Dataset records:
# # #

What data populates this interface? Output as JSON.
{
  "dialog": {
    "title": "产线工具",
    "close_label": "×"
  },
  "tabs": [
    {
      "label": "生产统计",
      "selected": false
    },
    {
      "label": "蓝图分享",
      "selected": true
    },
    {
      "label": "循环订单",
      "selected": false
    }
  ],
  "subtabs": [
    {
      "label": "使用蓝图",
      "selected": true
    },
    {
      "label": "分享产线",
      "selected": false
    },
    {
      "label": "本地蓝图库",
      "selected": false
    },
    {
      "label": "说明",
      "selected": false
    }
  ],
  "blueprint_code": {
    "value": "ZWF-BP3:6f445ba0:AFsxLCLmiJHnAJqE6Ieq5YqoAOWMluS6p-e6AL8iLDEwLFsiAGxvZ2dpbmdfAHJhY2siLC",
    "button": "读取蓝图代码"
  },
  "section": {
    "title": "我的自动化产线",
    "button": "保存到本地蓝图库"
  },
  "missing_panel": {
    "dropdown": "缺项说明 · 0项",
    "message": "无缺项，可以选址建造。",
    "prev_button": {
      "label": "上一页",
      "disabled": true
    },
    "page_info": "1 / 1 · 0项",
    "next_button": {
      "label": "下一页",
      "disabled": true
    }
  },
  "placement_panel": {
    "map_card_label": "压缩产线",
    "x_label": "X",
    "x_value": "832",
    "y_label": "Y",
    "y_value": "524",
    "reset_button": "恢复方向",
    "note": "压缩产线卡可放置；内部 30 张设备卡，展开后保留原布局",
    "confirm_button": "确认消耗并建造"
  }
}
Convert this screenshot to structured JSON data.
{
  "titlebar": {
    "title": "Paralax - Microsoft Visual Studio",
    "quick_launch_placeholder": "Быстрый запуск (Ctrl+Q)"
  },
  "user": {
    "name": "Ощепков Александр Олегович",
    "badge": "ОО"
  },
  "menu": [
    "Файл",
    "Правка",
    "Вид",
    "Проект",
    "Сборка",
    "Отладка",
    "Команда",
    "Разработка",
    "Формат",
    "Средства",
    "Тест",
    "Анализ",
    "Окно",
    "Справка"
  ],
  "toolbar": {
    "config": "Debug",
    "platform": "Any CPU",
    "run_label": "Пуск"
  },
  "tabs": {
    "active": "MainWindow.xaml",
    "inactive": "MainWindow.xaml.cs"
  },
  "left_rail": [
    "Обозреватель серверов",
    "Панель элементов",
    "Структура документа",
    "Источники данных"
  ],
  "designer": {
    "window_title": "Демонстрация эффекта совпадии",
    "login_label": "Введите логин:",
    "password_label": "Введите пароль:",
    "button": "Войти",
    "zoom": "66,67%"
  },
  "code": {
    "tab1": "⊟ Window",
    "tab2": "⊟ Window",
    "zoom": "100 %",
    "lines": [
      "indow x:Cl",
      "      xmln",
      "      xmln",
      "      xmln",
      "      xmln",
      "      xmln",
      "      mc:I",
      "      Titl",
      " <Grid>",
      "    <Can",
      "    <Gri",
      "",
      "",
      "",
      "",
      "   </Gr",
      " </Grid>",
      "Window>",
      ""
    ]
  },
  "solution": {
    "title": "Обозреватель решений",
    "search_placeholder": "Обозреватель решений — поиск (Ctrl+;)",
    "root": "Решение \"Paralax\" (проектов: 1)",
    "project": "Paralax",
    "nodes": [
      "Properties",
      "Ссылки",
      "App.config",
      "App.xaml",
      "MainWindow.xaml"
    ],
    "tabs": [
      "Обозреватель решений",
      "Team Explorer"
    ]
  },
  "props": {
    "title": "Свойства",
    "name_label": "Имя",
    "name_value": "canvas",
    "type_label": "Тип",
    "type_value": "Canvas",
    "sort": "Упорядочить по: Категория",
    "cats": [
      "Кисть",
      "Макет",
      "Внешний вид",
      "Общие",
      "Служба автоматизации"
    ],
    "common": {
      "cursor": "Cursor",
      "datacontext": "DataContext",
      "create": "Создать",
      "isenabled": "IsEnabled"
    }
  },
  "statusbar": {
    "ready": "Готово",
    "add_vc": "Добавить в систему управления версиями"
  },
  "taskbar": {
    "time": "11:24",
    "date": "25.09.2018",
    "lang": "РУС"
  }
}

# # #

Which lines include the word "Paralax"? List them all.

* **Output of the task**
    "title": "Paralax - Microsoft Visual Studio",
    "root": "Решение \"Paralax\" (проектов: 1)",
    "project": "Paralax",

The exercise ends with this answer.